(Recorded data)
---+---
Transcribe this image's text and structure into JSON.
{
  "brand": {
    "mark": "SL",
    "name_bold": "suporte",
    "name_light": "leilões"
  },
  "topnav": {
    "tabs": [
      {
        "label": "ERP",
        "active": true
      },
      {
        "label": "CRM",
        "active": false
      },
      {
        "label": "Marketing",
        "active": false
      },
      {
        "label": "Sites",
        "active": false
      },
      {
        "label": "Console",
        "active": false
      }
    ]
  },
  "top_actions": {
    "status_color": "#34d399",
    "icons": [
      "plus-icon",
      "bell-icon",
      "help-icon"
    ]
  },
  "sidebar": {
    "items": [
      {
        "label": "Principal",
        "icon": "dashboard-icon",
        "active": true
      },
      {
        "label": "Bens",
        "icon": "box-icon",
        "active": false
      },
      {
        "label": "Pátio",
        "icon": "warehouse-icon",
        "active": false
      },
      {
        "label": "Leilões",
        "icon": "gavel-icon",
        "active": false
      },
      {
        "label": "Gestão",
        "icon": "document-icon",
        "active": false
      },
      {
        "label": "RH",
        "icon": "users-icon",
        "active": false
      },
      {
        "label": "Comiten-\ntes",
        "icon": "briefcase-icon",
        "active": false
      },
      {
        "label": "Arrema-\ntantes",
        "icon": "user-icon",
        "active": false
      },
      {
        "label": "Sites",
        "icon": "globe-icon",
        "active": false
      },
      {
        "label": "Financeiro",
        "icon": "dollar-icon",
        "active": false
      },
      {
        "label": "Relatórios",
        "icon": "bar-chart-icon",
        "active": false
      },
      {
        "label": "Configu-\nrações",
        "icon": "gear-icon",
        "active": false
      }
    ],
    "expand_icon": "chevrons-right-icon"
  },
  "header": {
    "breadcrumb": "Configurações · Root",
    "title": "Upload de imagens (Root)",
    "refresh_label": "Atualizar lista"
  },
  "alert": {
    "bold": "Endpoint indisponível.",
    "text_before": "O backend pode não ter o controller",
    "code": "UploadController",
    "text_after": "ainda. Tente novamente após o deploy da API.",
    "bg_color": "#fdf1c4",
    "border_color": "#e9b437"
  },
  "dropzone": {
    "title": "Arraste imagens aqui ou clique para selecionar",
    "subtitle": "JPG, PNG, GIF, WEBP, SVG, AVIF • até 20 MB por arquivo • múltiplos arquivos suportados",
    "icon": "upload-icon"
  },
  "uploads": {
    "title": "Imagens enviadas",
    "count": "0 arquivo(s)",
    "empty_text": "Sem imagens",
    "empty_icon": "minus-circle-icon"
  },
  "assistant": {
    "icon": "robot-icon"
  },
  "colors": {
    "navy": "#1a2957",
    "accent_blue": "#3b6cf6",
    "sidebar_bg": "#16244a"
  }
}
---+---
Required task –
Filter the entries and copy out every line with the word "arquivo".

Output of the exercise –
    "subtitle": "JPG, PNG, GIF, WEBP, SVG, AVIF • até 20 MB por arquivo • múltiplos arquivos suportados",
    "count": "0 arquivo(s)",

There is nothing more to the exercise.